◆ **TO BE DONE**: Copy each line of the records that holds the string "verified".

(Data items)
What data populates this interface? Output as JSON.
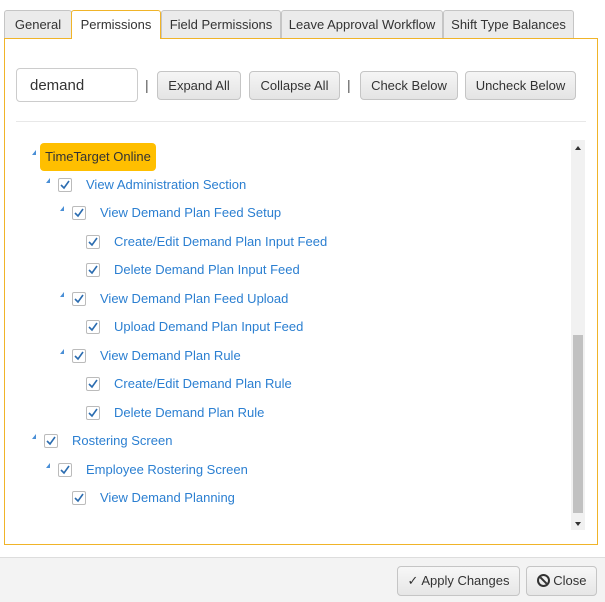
{
  "tabs": [
    {
      "label": "General"
    },
    {
      "label": "Permissions",
      "active": true
    },
    {
      "label": "Field Permissions"
    },
    {
      "label": "Leave Approval Workflow"
    },
    {
      "label": "Shift Type Balances"
    }
  ],
  "toolbar": {
    "search_value": "demand",
    "separator": "|",
    "expand_all": "Expand All",
    "collapse_all": "Collapse All",
    "check_below": "Check Below",
    "uncheck_below": "Uncheck Below"
  },
  "tree": {
    "root": "TimeTarget Online",
    "items": [
      {
        "label": "View Administration Section",
        "checked": true
      },
      {
        "label": "View Demand Plan Feed Setup",
        "checked": true
      },
      {
        "label": "Create/Edit Demand Plan Input Feed",
        "checked": true
      },
      {
        "label": "Delete Demand Plan Input Feed",
        "checked": true
      },
      {
        "label": "View Demand Plan Feed Upload",
        "checked": true
      },
      {
        "label": "Upload Demand Plan Input Feed",
        "checked": true
      },
      {
        "label": "View Demand Plan Rule",
        "checked": true
      },
      {
        "label": "Create/Edit Demand Plan Rule",
        "checked": true
      },
      {
        "label": "Delete Demand Plan Rule",
        "checked": true
      },
      {
        "label": "Rostering Screen",
        "checked": true
      },
      {
        "label": "Employee Rostering Screen",
        "checked": true
      },
      {
        "label": "View Demand Planning",
        "checked": true
      }
    ]
  },
  "footer": {
    "apply": "Apply Changes",
    "close": "Close"
  },
  "colors": {
    "accent": "#f0b429",
    "highlight": "#ffbf00",
    "link": "#2b7fd1"
  }
}
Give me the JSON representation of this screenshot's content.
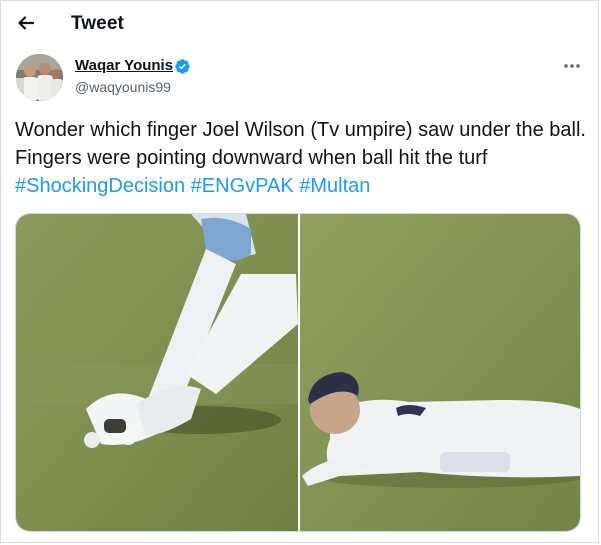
{
  "header": {
    "back_icon": "arrow-left-icon",
    "title": "Tweet"
  },
  "tweet": {
    "author": {
      "name": "Waqar Younis",
      "handle": "@waqyounis99",
      "verified": true,
      "verified_icon": "verified-badge-icon"
    },
    "more_icon": "more-options-icon",
    "text_parts": [
      "Wonder which finger Joel Wilson (Tv umpire) saw under the ball. Fingers were pointing downward when ball hit the turf ",
      "#ShockingDecision",
      " ",
      "#ENGvPAK",
      " ",
      "#Multan"
    ],
    "media": [
      {
        "icon": "photo-keeper-gloves"
      },
      {
        "icon": "photo-diving-fielder"
      }
    ]
  },
  "colors": {
    "accent": "#1d9bf0",
    "text": "#0f1419",
    "secondary": "#536471",
    "border": "#cfd9de"
  }
}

◆ **COMPLETE ANSWER**:
      "verified": true,
      "verified_icon": "verified-badge-icon"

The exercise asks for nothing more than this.